* start SUPPLIED MATERIAL *

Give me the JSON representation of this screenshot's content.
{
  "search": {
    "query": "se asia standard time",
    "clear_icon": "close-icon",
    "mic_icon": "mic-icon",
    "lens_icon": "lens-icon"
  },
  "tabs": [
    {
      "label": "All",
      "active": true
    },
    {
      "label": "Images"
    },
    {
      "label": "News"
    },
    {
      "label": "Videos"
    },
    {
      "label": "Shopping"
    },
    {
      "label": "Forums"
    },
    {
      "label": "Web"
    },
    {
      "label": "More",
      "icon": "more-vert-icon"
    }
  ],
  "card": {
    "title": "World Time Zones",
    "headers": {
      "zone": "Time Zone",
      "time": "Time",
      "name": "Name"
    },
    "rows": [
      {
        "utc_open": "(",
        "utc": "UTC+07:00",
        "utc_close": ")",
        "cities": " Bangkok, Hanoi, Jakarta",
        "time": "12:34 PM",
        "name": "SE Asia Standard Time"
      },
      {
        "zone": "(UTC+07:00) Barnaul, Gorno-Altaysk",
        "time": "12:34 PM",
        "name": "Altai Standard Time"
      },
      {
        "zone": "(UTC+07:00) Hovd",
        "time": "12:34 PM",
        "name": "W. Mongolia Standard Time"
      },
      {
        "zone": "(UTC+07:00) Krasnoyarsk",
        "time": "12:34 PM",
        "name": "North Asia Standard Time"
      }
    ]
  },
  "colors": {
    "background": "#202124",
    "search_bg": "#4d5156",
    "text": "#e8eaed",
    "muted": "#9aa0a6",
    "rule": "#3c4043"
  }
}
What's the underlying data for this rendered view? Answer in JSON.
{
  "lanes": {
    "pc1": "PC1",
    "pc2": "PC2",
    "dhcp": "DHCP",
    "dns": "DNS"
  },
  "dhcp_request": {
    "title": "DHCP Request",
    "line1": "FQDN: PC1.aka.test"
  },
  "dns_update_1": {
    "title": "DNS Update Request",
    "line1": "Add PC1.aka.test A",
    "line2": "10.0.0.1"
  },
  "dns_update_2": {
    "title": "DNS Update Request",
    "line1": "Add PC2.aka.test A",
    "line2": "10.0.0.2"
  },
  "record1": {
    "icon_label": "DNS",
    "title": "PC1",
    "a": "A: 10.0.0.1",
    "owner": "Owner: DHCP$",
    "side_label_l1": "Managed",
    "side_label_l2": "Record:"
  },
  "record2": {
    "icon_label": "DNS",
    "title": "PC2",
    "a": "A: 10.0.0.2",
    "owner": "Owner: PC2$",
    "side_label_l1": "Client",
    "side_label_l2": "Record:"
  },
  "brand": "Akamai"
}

* end SUPPLIED MATERIAL *

_WRITTEN INSTRUCTION_
Each record should come back exactly as written.

_RESULT OF THE TASK_
Give me the JSON representation of this screenshot's content.
{
  "search": {
    "query": "se asia standard time",
    "clear_icon": "close-icon",
    "mic_icon": "mic-icon",
    "lens_icon": "lens-icon"
  },
  "tabs": [
    {
      "label": "All",
      "active": true
    },
    {
      "label": "Images"
    },
    {
      "label": "News"
    },
    {
      "label": "Videos"
    },
    {
      "label": "Shopping"
    },
    {
      "label": "Forums"
    },
    {
      "label": "Web"
    },
    {
      "label": "More",
      "icon": "more-vert-icon"
    }
  ],
  "card": {
    "title": "World Time Zones",
    "headers": {
      "zone": "Time Zone",
      "time": "Time",
      "name": "Name"
    },
    "rows": [
      {
        "utc_open": "(",
        "utc": "UTC+07:00",
        "utc_close": ")",
        "cities": " Bangkok, Hanoi, Jakarta",
        "time": "12:34 PM",
        "name": "SE Asia Standard Time"
      },
      {
        "zone": "(UTC+07:00) Barnaul, Gorno-Altaysk",
        "time": "12:34 PM",
        "name": "Altai Standard Time"
      },
      {
        "zone": "(UTC+07:00) Hovd",
        "time": "12:34 PM",
        "name": "W. Mongolia Standard Time"
      },
      {
        "zone": "(UTC+07:00) Krasnoyarsk",
        "time": "12:34 PM",
        "name": "North Asia Standard Time"
      }
    ]
  },
  "colors": {
    "background": "#202124",
    "search_bg": "#4d5156",
    "text": "#e8eaed",
    "muted": "#9aa0a6",
    "rule": "#3c4043"
  }
}
What's the underlying data for this rendered view? Answer in JSON.
{
  "lanes": {
    "pc1": "PC1",
    "pc2": "PC2",
    "dhcp": "DHCP",
    "dns": "DNS"
  },
  "dhcp_request": {
    "title": "DHCP Request",
    "line1": "FQDN: PC1.aka.test"
  },
  "dns_update_1": {
    "title": "DNS Update Request",
    "line1": "Add PC1.aka.test A",
    "line2": "10.0.0.1"
  },
  "dns_update_2": {
    "title": "DNS Update Request",
    "line1": "Add PC2.aka.test A",
    "line2": "10.0.0.2"
  },
  "record1": {
    "icon_label": "DNS",
    "title": "PC1",
    "a": "A: 10.0.0.1",
    "owner": "Owner: DHCP$",
    "side_label_l1": "Managed",
    "side_label_l2": "Record:"
  },
  "record2": {
    "icon_label": "DNS",
    "title": "PC2",
    "a": "A: 10.0.0.2",
    "owner": "Owner: PC2$",
    "side_label_l1": "Client",
    "side_label_l2": "Record:"
  },
  "brand": "Akamai"
}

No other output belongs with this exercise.